**** Material for the task

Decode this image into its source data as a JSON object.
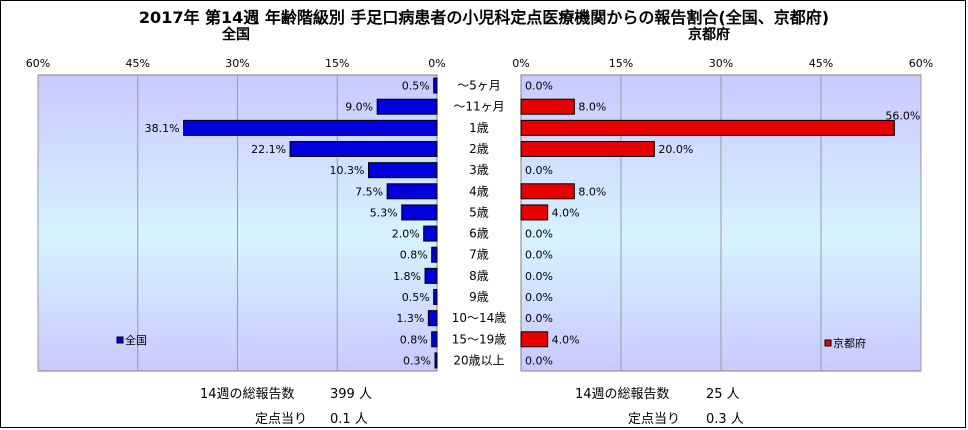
{
  "title": "2017年 第14週 年齢階級別 手足口病患者の小児科定点医療機関からの報告割合(全国、京都府)",
  "colors": {
    "national_bar": "#0000dd",
    "kyoto_bar": "#e60000"
  },
  "chart_data": [
    {
      "type": "bar",
      "orientation": "horizontal",
      "title": "全国",
      "legend": "全国",
      "legend_position": "bottom-left",
      "xlim": [
        0,
        60
      ],
      "xticks": [
        "60%",
        "45%",
        "30%",
        "15%",
        "0%"
      ],
      "reversed": true,
      "categories": [
        "～5ヶ月",
        "～11ヶ月",
        "1歳",
        "2歳",
        "3歳",
        "4歳",
        "5歳",
        "6歳",
        "7歳",
        "8歳",
        "9歳",
        "10～14歳",
        "15～19歳",
        "20歳以上"
      ],
      "values": [
        0.5,
        9.0,
        38.1,
        22.1,
        10.3,
        7.5,
        5.3,
        2.0,
        0.8,
        1.8,
        0.5,
        1.3,
        0.8,
        0.3
      ],
      "labels": [
        "0.5%",
        "9.0%",
        "38.1%",
        "22.1%",
        "10.3%",
        "7.5%",
        "5.3%",
        "2.0%",
        "0.8%",
        "1.8%",
        "0.5%",
        "1.3%",
        "0.8%",
        "0.3%"
      ]
    },
    {
      "type": "bar",
      "orientation": "horizontal",
      "title": "京都府",
      "legend": "京都府",
      "legend_position": "bottom-right",
      "xlim": [
        0,
        60
      ],
      "xticks": [
        "0%",
        "15%",
        "30%",
        "45%",
        "60%"
      ],
      "reversed": false,
      "categories": [
        "～5ヶ月",
        "～11ヶ月",
        "1歳",
        "2歳",
        "3歳",
        "4歳",
        "5歳",
        "6歳",
        "7歳",
        "8歳",
        "9歳",
        "10～14歳",
        "15～19歳",
        "20歳以上"
      ],
      "values": [
        0.0,
        8.0,
        56.0,
        20.0,
        0.0,
        8.0,
        4.0,
        0.0,
        0.0,
        0.0,
        0.0,
        0.0,
        4.0,
        0.0
      ],
      "labels": [
        "0.0%",
        "8.0%",
        "56.0%",
        "20.0%",
        "0.0%",
        "8.0%",
        "4.0%",
        "0.0%",
        "0.0%",
        "0.0%",
        "0.0%",
        "0.0%",
        "4.0%",
        "0.0%"
      ]
    }
  ],
  "footer": {
    "national": {
      "total_label": "14週の総報告数",
      "total_value": "399 人",
      "per_label": "定点当り",
      "per_value": "0.1 人"
    },
    "kyoto": {
      "total_label": "14週の総報告数",
      "total_value": "25 人",
      "per_label": "定点当り",
      "per_value": "0.3 人"
    }
  }
}
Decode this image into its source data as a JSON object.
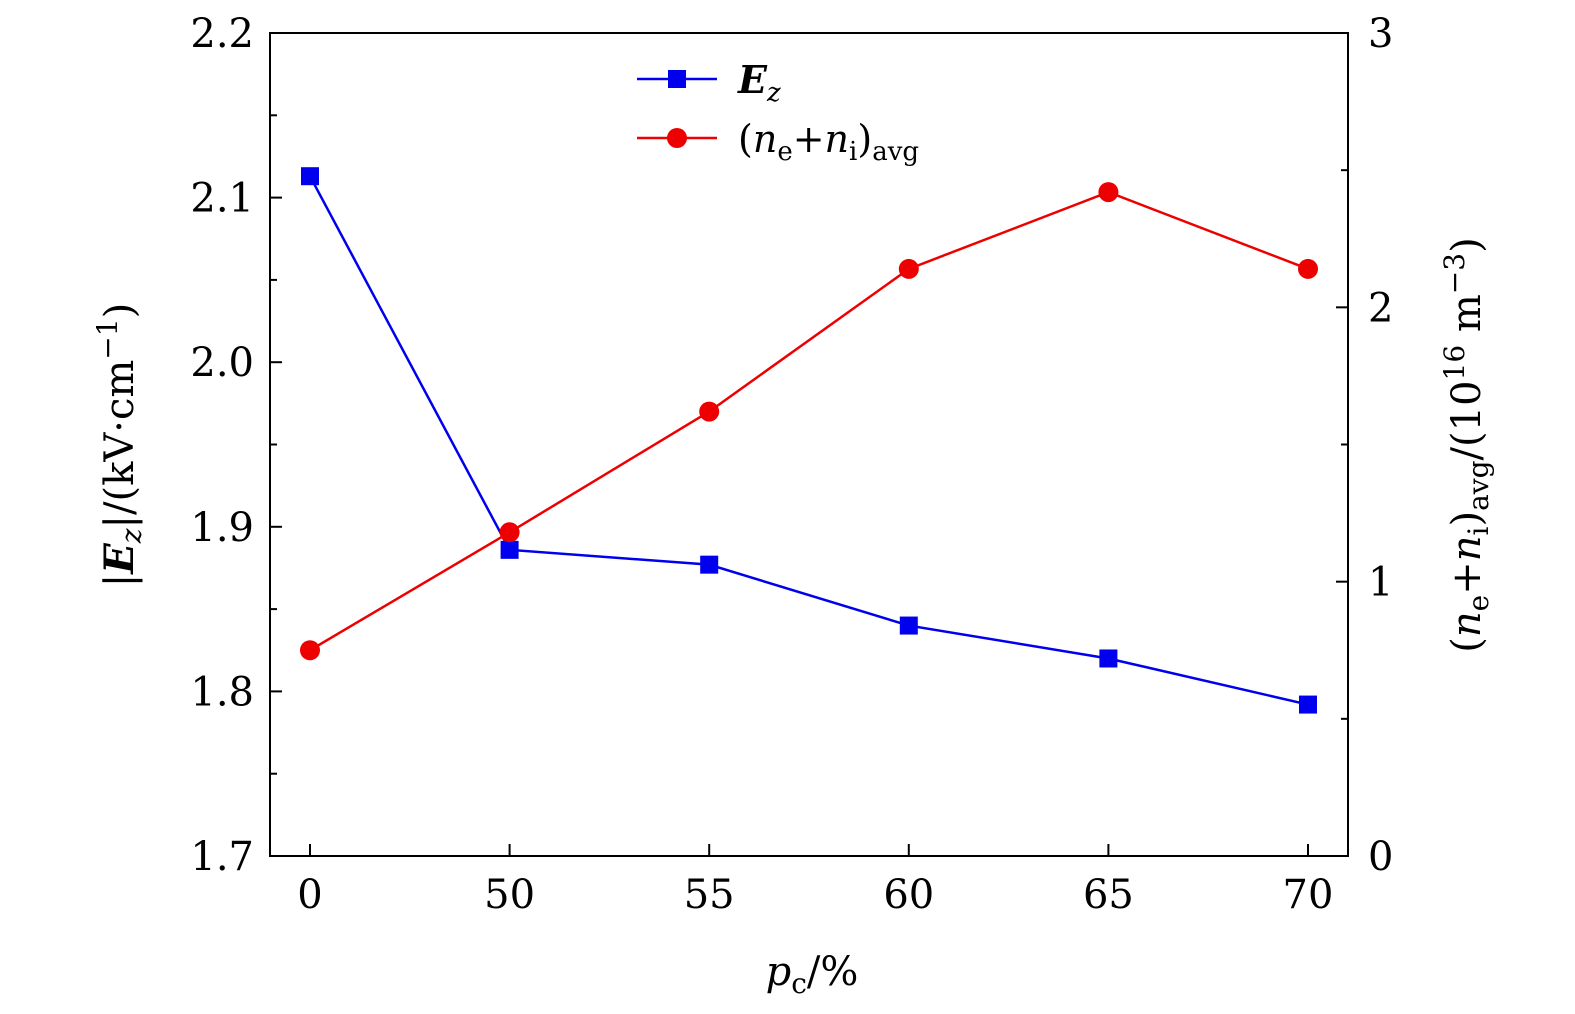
{
  "chart_data": {
    "type": "line",
    "categories": [
      "0",
      "50",
      "55",
      "60",
      "65",
      "70"
    ],
    "xlabel": "p_c/%",
    "ylabel_left": "|E_z|/(kV·cm^-1)",
    "ylabel_right": "(n_e+n_i)_avg/(10^16 m^-3)",
    "ylim_left": [
      1.7,
      2.2
    ],
    "ylim_right": [
      0,
      3
    ],
    "yticks_left": [
      "1.7",
      "1.8",
      "1.9",
      "2.0",
      "2.1",
      "2.2"
    ],
    "yticks_right": [
      "0",
      "1",
      "2",
      "3"
    ],
    "grid": false,
    "legend_position": "top-center",
    "series": [
      {
        "name": "E_z",
        "axis": "left",
        "color": "#0000ee",
        "marker": "square",
        "values": [
          2.113,
          1.886,
          1.877,
          1.84,
          1.82,
          1.792
        ]
      },
      {
        "name": "(n_e+n_i)_avg",
        "axis": "right",
        "color": "#ee0000",
        "marker": "circle",
        "values": [
          0.75,
          1.18,
          1.62,
          2.14,
          2.42,
          2.14
        ]
      }
    ]
  },
  "text": {
    "xlabel_main": "p",
    "xlabel_sub": "c",
    "xlabel_rest": "/%",
    "yleft_bar_open": "|",
    "yleft_E": "E",
    "yleft_z": "z",
    "yleft_rest": "|/(kV·cm",
    "yleft_sup": "−1",
    "yleft_close": ")",
    "yright_open": "(",
    "yright_n1": "n",
    "yright_e": "e",
    "yright_plus": "+",
    "yright_n2": "n",
    "yright_i": "i",
    "yright_close": ")",
    "yright_avg": "avg",
    "yright_rest": "/(10",
    "yright_sup16": "16",
    "yright_unit": " m",
    "yright_supm3": "−3",
    "yright_end": ")",
    "legend_ez_E": "E",
    "legend_ez_z": "z",
    "legend_n_open": "(",
    "legend_n_n1": "n",
    "legend_n_e": "e",
    "legend_n_plus": "+",
    "legend_n_n2": "n",
    "legend_n_i": "i",
    "legend_n_close": ")",
    "legend_n_avg": "avg"
  }
}
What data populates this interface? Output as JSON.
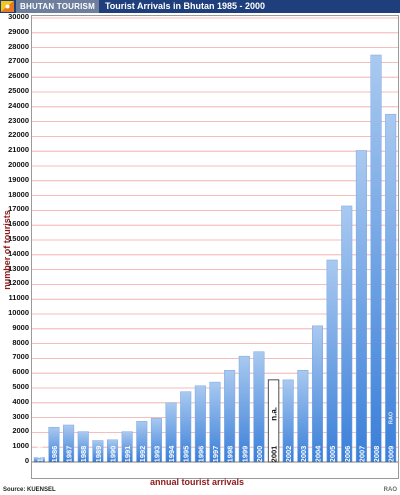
{
  "header": {
    "brand": "BHUTAN TOURISM",
    "title": "Tourist Arrivals in Bhutan 1985 - 2000"
  },
  "footer": {
    "source": "Source: KUENSEL",
    "credit": "RAO"
  },
  "chart_data": {
    "type": "bar",
    "title": "Tourist Arrivals in Bhutan 1985 - 2000",
    "xlabel": "annual tourist arrivals",
    "ylabel": "number of tourists",
    "ylim": [
      0,
      30000
    ],
    "ytick_step": 1000,
    "grid": true,
    "categories": [
      "1985",
      "1986",
      "1987",
      "1988",
      "1989",
      "1990",
      "1991",
      "1992",
      "1993",
      "1994",
      "1995",
      "1996",
      "1997",
      "1998",
      "1999",
      "2000",
      "2001",
      "2002",
      "2003",
      "2004",
      "2005",
      "2006",
      "2007",
      "2008",
      "2009"
    ],
    "values": [
      300,
      2350,
      2500,
      2050,
      1450,
      1500,
      2050,
      2750,
      2950,
      4000,
      4750,
      5150,
      5400,
      6200,
      7150,
      7450,
      5550,
      5550,
      6200,
      9200,
      13650,
      17300,
      21050,
      27500,
      23500
    ],
    "special": {
      "2001": "n.a."
    },
    "watermark_bar": "2009",
    "watermark_text": "RAO",
    "colors": {
      "bar_top": "#a9c9f0",
      "bar_bottom": "#3a7fd9",
      "grid": "#f0a8a8",
      "label": "#8b1a1a"
    }
  }
}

********

_Set task_
Quote all the lines above exactly as given. Do not include the pictures.

_Final result_
Decode this image into its source data as a JSON object.
{
  "title": "2017年 第14週 年齢階級別 手足口病患者の小児科定点医療機関からの報告割合(全国、京都府)",
  "colors": {
    "national_bar": "#0000dd",
    "kyoto_bar": "#e60000"
  },
  "chart_data": [
    {
      "type": "bar",
      "orientation": "horizontal",
      "title": "全国",
      "legend": "全国",
      "legend_position": "bottom-left",
      "xlim": [
        0,
        60
      ],
      "xticks": [
        "60%",
        "45%",
        "30%",
        "15%",
        "0%"
      ],
      "reversed": true,
      "categories": [
        "～5ヶ月",
        "～11ヶ月",
        "1歳",
        "2歳",
        "3歳",
        "4歳",
        "5歳",
        "6歳",
        "7歳",
        "8歳",
        "9歳",
        "10～14歳",
        "15～19歳",
        "20歳以上"
      ],
      "values": [
        0.5,
        9.0,
        38.1,
        22.1,
        10.3,
        7.5,
        5.3,
        2.0,
        0.8,
        1.8,
        0.5,
        1.3,
        0.8,
        0.3
      ],
      "labels": [
        "0.5%",
        "9.0%",
        "38.1%",
        "22.1%",
        "10.3%",
        "7.5%",
        "5.3%",
        "2.0%",
        "0.8%",
        "1.8%",
        "0.5%",
        "1.3%",
        "0.8%",
        "0.3%"
      ]
    },
    {
      "type": "bar",
      "orientation": "horizontal",
      "title": "京都府",
      "legend": "京都府",
      "legend_position": "bottom-right",
      "xlim": [
        0,
        60
      ],
      "xticks": [
        "0%",
        "15%",
        "30%",
        "45%",
        "60%"
      ],
      "reversed": false,
      "categories": [
        "～5ヶ月",
        "～11ヶ月",
        "1歳",
        "2歳",
        "3歳",
        "4歳",
        "5歳",
        "6歳",
        "7歳",
        "8歳",
        "9歳",
        "10～14歳",
        "15～19歳",
        "20歳以上"
      ],
      "values": [
        0.0,
        8.0,
        56.0,
        20.0,
        0.0,
        8.0,
        4.0,
        0.0,
        0.0,
        0.0,
        0.0,
        0.0,
        4.0,
        0.0
      ],
      "labels": [
        "0.0%",
        "8.0%",
        "56.0%",
        "20.0%",
        "0.0%",
        "8.0%",
        "4.0%",
        "0.0%",
        "0.0%",
        "0.0%",
        "0.0%",
        "0.0%",
        "4.0%",
        "0.0%"
      ]
    }
  ],
  "footer": {
    "national": {
      "total_label": "14週の総報告数",
      "total_value": "399 人",
      "per_label": "定点当り",
      "per_value": "0.1 人"
    },
    "kyoto": {
      "total_label": "14週の総報告数",
      "total_value": "25 人",
      "per_label": "定点当り",
      "per_value": "0.3 人"
    }
  }
}
Decode this image into its source data as a JSON object.
{
  "chart_data": {
    "type": "line",
    "categories": [
      "0",
      "50",
      "55",
      "60",
      "65",
      "70"
    ],
    "xlabel": "p_c/%",
    "ylabel_left": "|E_z|/(kV·cm^-1)",
    "ylabel_right": "(n_e+n_i)_avg/(10^16 m^-3)",
    "ylim_left": [
      1.7,
      2.2
    ],
    "ylim_right": [
      0,
      3
    ],
    "yticks_left": [
      "1.7",
      "1.8",
      "1.9",
      "2.0",
      "2.1",
      "2.2"
    ],
    "yticks_right": [
      "0",
      "1",
      "2",
      "3"
    ],
    "grid": false,
    "legend_position": "top-center",
    "series": [
      {
        "name": "E_z",
        "axis": "left",
        "color": "#0000ee",
        "marker": "square",
        "values": [
          2.113,
          1.886,
          1.877,
          1.84,
          1.82,
          1.792
        ]
      },
      {
        "name": "(n_e+n_i)_avg",
        "axis": "right",
        "color": "#ee0000",
        "marker": "circle",
        "values": [
          0.75,
          1.18,
          1.62,
          2.14,
          2.42,
          2.14
        ]
      }
    ]
  },
  "text": {
    "xlabel_main": "p",
    "xlabel_sub": "c",
    "xlabel_rest": "/%",
    "yleft_bar_open": "|",
    "yleft_E": "E",
    "yleft_z": "z",
    "yleft_rest": "|/(kV·cm",
    "yleft_sup": "−1",
    "yleft_close": ")",
    "yright_open": "(",
    "yright_n1": "n",
    "yright_e": "e",
    "yright_plus": "+",
    "yright_n2": "n",
    "yright_i": "i",
    "yright_close": ")",
    "yright_avg": "avg",
    "yright_rest": "/(10",
    "yright_sup16": "16",
    "yright_unit": " m",
    "yright_supm3": "−3",
    "yright_end": ")",
    "legend_ez_E": "E",
    "legend_ez_z": "z",
    "legend_n_open": "(",
    "legend_n_n1": "n",
    "legend_n_e": "e",
    "legend_n_plus": "+",
    "legend_n_n2": "n",
    "legend_n_i": "i",
    "legend_n_close": ")",
    "legend_n_avg": "avg"
  }
}
What data populates this interface? Output as JSON.
{
  "header": {
    "brand": "BHUTAN TOURISM",
    "title": "Tourist Arrivals in Bhutan 1985 - 2000"
  },
  "footer": {
    "source": "Source: KUENSEL",
    "credit": "RAO"
  },
  "chart_data": {
    "type": "bar",
    "title": "Tourist Arrivals in Bhutan 1985 - 2000",
    "xlabel": "annual tourist arrivals",
    "ylabel": "number of tourists",
    "ylim": [
      0,
      30000
    ],
    "ytick_step": 1000,
    "grid": true,
    "categories": [
      "1985",
      "1986",
      "1987",
      "1988",
      "1989",
      "1990",
      "1991",
      "1992",
      "1993",
      "1994",
      "1995",
      "1996",
      "1997",
      "1998",
      "1999",
      "2000",
      "2001",
      "2002",
      "2003",
      "2004",
      "2005",
      "2006",
      "2007",
      "2008",
      "2009"
    ],
    "values": [
      300,
      2350,
      2500,
      2050,
      1450,
      1500,
      2050,
      2750,
      2950,
      4000,
      4750,
      5150,
      5400,
      6200,
      7150,
      7450,
      5550,
      5550,
      6200,
      9200,
      13650,
      17300,
      21050,
      27500,
      23500
    ],
    "special": {
      "2001": "n.a."
    },
    "watermark_bar": "2009",
    "watermark_text": "RAO",
    "colors": {
      "bar_top": "#a9c9f0",
      "bar_bottom": "#3a7fd9",
      "grid": "#f0a8a8",
      "label": "#8b1a1a"
    }
  }
}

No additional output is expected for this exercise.